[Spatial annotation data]
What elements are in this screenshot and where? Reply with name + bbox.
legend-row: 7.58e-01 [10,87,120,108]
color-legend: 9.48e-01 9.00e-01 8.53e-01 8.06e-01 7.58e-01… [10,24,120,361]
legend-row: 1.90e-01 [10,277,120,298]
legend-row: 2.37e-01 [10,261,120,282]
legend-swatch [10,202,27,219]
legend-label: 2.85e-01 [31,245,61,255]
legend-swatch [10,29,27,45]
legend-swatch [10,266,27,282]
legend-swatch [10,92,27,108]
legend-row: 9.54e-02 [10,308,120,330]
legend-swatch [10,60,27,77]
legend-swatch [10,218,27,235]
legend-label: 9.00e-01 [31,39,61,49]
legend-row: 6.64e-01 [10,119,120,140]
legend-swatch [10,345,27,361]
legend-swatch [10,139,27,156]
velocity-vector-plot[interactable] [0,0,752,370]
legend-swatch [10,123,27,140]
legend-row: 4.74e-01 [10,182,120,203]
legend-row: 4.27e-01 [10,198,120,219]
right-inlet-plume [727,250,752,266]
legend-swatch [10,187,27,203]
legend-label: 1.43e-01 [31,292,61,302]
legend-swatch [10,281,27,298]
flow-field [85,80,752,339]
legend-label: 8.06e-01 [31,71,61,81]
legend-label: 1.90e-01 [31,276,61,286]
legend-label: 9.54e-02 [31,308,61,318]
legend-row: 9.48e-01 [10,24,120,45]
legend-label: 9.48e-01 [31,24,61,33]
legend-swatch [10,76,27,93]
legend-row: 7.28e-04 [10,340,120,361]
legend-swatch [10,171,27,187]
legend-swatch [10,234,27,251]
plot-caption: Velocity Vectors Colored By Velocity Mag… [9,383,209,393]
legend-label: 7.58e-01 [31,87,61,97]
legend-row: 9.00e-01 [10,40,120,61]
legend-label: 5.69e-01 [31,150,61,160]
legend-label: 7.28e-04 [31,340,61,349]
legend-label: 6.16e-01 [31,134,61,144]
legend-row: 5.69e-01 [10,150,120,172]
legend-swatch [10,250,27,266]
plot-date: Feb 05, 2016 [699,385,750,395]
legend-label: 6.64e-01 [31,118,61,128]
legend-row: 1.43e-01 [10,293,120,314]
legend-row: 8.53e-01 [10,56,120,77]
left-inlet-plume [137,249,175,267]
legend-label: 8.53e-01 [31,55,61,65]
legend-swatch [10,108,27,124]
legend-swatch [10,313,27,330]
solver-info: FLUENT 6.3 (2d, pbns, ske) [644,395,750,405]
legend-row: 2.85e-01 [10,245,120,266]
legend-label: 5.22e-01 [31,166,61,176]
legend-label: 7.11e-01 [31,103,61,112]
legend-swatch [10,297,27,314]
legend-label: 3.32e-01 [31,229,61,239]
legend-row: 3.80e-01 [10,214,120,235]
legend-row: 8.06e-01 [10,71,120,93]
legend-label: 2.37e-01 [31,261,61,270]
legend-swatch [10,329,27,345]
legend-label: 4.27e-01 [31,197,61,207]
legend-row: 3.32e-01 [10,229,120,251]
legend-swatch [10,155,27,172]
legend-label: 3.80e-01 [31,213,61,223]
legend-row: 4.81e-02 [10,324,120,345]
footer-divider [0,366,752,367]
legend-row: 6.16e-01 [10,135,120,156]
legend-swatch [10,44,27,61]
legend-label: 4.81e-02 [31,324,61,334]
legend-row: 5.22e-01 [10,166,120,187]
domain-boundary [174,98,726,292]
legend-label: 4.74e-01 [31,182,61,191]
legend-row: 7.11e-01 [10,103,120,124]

[TO BE DONE]: Rewrite all of the data above, replacing every occurrence of "legend-swatch" with "legend-chip" and keeping everything else unchanged.

[SOLUTION]:
What elements are in this screenshot and where? Reply with name + bbox.
legend-row: 7.58e-01 [10,87,120,108]
color-legend: 9.48e-01 9.00e-01 8.53e-01 8.06e-01 7.58e-01… [10,24,120,361]
legend-row: 1.90e-01 [10,277,120,298]
legend-row: 2.37e-01 [10,261,120,282]
legend-chip [10,202,27,219]
legend-label: 2.85e-01 [31,245,61,255]
legend-chip [10,29,27,45]
legend-chip [10,266,27,282]
legend-chip [10,92,27,108]
legend-row: 9.54e-02 [10,308,120,330]
legend-chip [10,60,27,77]
legend-chip [10,218,27,235]
legend-label: 9.00e-01 [31,39,61,49]
legend-row: 6.64e-01 [10,119,120,140]
legend-chip [10,345,27,361]
legend-chip [10,139,27,156]
velocity-vector-plot[interactable] [0,0,752,370]
legend-chip [10,123,27,140]
legend-row: 4.74e-01 [10,182,120,203]
legend-row: 4.27e-01 [10,198,120,219]
right-inlet-plume [727,250,752,266]
legend-chip [10,187,27,203]
legend-label: 1.43e-01 [31,292,61,302]
legend-chip [10,281,27,298]
flow-field [85,80,752,339]
legend-label: 8.06e-01 [31,71,61,81]
legend-label: 1.90e-01 [31,276,61,286]
legend-label: 9.54e-02 [31,308,61,318]
legend-row: 9.48e-01 [10,24,120,45]
legend-label: 9.48e-01 [31,24,61,33]
legend-chip [10,76,27,93]
legend-row: 7.28e-04 [10,340,120,361]
legend-chip [10,171,27,187]
legend-chip [10,234,27,251]
plot-caption: Velocity Vectors Colored By Velocity Mag… [9,383,209,393]
legend-label: 7.58e-01 [31,87,61,97]
legend-row: 9.00e-01 [10,40,120,61]
legend-label: 5.69e-01 [31,150,61,160]
legend-label: 7.28e-04 [31,340,61,349]
legend-label: 6.16e-01 [31,134,61,144]
legend-row: 5.69e-01 [10,150,120,172]
legend-chip [10,250,27,266]
plot-date: Feb 05, 2016 [699,385,750,395]
legend-label: 6.64e-01 [31,118,61,128]
legend-row: 1.43e-01 [10,293,120,314]
legend-row: 8.53e-01 [10,56,120,77]
left-inlet-plume [137,249,175,267]
legend-label: 8.53e-01 [31,55,61,65]
legend-chip [10,108,27,124]
legend-chip [10,313,27,330]
solver-info: FLUENT 6.3 (2d, pbns, ske) [644,395,750,405]
legend-row: 2.85e-01 [10,245,120,266]
legend-label: 5.22e-01 [31,166,61,176]
legend-label: 7.11e-01 [31,103,61,112]
legend-chip [10,297,27,314]
legend-label: 3.32e-01 [31,229,61,239]
legend-row: 3.80e-01 [10,214,120,235]
legend-row: 8.06e-01 [10,71,120,93]
legend-label: 2.37e-01 [31,261,61,270]
legend-chip [10,329,27,345]
legend-label: 4.27e-01 [31,197,61,207]
legend-row: 3.32e-01 [10,229,120,251]
legend-chip [10,155,27,172]
legend-label: 3.80e-01 [31,213,61,223]
legend-row: 4.81e-02 [10,324,120,345]
footer-divider [0,366,752,367]
legend-row: 6.16e-01 [10,135,120,156]
legend-chip [10,44,27,61]
legend-label: 4.81e-02 [31,324,61,334]
legend-row: 5.22e-01 [10,166,120,187]
domain-boundary [174,98,726,292]
legend-label: 4.74e-01 [31,182,61,191]
legend-row: 7.11e-01 [10,103,120,124]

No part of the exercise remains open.